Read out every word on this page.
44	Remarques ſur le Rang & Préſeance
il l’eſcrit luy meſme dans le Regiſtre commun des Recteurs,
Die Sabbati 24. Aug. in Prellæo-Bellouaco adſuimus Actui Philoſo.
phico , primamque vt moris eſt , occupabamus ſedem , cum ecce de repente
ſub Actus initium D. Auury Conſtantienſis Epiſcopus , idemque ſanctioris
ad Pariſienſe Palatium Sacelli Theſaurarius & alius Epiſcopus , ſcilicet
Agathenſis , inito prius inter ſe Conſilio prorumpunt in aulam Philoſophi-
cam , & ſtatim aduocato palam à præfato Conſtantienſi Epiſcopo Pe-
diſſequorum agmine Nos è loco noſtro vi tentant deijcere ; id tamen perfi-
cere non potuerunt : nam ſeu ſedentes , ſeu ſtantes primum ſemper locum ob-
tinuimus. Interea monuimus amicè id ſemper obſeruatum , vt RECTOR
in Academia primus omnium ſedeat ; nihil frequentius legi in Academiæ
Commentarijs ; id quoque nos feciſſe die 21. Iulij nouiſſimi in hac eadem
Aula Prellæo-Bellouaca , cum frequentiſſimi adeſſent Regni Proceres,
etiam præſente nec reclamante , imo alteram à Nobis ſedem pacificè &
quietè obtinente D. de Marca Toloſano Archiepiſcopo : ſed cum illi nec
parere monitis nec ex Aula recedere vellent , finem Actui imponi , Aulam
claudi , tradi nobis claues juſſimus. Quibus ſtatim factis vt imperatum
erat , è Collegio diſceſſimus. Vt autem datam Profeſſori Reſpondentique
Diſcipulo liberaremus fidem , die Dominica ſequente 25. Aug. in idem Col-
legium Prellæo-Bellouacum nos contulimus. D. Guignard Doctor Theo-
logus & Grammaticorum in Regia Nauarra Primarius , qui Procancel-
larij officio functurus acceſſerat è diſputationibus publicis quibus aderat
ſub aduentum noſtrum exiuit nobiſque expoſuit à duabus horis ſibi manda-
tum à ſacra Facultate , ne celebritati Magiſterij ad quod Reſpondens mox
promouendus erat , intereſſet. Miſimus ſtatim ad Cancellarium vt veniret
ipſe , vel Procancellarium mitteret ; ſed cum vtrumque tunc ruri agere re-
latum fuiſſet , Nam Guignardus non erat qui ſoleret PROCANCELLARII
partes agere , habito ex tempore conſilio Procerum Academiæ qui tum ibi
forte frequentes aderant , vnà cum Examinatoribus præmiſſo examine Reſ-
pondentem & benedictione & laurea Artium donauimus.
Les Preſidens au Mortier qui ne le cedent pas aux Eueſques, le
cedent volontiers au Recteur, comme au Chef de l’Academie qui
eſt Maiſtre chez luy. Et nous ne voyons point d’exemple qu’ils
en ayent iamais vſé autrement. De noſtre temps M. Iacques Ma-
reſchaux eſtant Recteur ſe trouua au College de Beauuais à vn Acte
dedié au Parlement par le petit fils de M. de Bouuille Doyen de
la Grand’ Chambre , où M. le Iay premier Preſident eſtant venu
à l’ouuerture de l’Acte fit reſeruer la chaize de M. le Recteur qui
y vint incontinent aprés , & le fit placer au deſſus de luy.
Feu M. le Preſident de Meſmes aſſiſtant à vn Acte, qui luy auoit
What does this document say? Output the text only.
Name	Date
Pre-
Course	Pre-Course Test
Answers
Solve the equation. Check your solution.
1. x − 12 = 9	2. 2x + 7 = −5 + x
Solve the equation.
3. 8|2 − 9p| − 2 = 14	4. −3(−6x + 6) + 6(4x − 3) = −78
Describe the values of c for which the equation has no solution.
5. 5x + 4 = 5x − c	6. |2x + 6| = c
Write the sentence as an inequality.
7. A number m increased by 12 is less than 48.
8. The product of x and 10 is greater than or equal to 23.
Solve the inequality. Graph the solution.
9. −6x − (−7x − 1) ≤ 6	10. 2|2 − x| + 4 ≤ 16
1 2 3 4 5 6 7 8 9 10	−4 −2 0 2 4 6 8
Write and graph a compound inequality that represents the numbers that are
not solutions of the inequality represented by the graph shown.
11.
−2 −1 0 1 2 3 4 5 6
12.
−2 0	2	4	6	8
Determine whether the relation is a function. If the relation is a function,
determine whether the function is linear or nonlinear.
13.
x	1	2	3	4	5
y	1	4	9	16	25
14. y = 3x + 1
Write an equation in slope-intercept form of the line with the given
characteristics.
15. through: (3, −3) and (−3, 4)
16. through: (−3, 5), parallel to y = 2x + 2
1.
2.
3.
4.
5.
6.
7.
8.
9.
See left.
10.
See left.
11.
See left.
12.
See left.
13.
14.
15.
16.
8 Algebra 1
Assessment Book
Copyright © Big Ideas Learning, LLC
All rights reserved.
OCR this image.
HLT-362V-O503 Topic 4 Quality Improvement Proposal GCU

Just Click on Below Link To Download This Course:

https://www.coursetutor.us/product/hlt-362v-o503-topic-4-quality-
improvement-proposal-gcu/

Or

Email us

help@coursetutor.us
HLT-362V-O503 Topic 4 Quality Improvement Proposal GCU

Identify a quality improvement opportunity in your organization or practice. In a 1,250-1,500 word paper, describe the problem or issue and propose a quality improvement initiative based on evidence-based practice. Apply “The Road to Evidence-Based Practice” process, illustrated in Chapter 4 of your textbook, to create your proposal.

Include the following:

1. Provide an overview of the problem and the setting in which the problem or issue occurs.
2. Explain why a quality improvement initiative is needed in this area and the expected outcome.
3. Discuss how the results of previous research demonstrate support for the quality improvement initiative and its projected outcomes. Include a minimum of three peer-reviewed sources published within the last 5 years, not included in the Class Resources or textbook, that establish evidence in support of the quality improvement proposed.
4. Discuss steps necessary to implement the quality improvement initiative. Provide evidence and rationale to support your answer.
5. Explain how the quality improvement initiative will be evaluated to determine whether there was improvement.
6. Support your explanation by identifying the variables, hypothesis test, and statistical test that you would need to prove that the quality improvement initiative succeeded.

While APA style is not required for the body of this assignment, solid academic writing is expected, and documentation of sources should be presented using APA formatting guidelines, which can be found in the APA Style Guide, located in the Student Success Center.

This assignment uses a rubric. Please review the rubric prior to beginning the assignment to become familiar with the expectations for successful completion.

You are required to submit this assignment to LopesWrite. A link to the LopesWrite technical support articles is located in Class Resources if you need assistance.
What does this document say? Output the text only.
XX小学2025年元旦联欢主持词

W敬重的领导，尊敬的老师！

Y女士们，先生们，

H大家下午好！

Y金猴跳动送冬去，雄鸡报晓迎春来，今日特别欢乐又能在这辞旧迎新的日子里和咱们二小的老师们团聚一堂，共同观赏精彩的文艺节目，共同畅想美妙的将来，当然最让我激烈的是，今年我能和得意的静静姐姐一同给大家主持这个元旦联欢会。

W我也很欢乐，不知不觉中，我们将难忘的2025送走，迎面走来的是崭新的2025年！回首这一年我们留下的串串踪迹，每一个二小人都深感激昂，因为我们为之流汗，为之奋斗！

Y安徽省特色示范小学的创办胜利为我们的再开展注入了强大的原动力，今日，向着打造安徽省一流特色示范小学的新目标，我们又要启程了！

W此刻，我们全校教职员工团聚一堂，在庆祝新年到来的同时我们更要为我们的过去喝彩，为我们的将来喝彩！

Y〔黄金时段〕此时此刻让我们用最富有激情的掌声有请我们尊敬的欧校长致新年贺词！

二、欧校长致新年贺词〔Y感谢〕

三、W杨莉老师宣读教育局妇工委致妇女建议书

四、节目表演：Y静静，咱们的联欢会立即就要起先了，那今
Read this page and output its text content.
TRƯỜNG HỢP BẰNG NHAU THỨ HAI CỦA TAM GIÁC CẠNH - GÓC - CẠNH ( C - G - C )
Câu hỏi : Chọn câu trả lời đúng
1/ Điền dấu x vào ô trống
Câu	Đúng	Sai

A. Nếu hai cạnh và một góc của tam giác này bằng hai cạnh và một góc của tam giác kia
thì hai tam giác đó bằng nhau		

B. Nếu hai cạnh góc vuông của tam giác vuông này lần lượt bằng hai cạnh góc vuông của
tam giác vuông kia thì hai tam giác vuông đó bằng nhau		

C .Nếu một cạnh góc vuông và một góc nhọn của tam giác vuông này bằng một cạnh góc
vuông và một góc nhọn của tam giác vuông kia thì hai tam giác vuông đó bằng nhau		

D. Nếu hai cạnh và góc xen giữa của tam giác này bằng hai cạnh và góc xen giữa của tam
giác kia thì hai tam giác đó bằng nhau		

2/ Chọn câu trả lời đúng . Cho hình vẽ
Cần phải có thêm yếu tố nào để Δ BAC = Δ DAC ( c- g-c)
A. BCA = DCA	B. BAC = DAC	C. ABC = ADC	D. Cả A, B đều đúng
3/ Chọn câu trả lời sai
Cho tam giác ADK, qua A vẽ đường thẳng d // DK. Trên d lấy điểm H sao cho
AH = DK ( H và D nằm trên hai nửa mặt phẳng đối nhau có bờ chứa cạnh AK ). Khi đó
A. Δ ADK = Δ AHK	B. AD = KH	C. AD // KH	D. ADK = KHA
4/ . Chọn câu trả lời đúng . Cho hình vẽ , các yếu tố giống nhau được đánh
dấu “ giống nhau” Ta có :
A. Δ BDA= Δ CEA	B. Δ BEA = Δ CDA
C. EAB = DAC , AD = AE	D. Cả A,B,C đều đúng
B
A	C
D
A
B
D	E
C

Do this ->
Starting with the line that contains "Read this page and output its text content.", output every line through the end of the listing above, unchanged.

Result for this exercise ->
Read this page and output its text content.
TRƯỜNG HỢP BẰNG NHAU THỨ HAI CỦA TAM GIÁC CẠNH - GÓC - CẠNH ( C - G - C )
Câu hỏi : Chọn câu trả lời đúng
1/ Điền dấu x vào ô trống
Câu	Đúng	Sai

A. Nếu hai cạnh và một góc của tam giác này bằng hai cạnh và một góc của tam giác kia
thì hai tam giác đó bằng nhau		

B. Nếu hai cạnh góc vuông của tam giác vuông này lần lượt bằng hai cạnh góc vuông của
tam giác vuông kia thì hai tam giác vuông đó bằng nhau		

C .Nếu một cạnh góc vuông và một góc nhọn của tam giác vuông này bằng một cạnh góc
vuông và một góc nhọn của tam giác vuông kia thì hai tam giác vuông đó bằng nhau		

D. Nếu hai cạnh và góc xen giữa của tam giác này bằng hai cạnh và góc xen giữa của tam
giác kia thì hai tam giác đó bằng nhau		

2/ Chọn câu trả lời đúng . Cho hình vẽ
Cần phải có thêm yếu tố nào để Δ BAC = Δ DAC ( c- g-c)
A. BCA = DCA	B. BAC = DAC	C. ABC = ADC	D. Cả A, B đều đúng
3/ Chọn câu trả lời sai
Cho tam giác ADK, qua A vẽ đường thẳng d // DK. Trên d lấy điểm H sao cho
AH = DK ( H và D nằm trên hai nửa mặt phẳng đối nhau có bờ chứa cạnh AK ). Khi đó
A. Δ ADK = Δ AHK	B. AD = KH	C. AD // KH	D. ADK = KHA
4/ . Chọn câu trả lời đúng . Cho hình vẽ , các yếu tố giống nhau được đánh
dấu “ giống nhau” Ta có :
A. Δ BDA= Δ CEA	B. Δ BEA = Δ CDA
C. EAB = DAC , AD = AE	D. Cả A,B,C đều đúng
B
A	C
D
A
B
D	E
C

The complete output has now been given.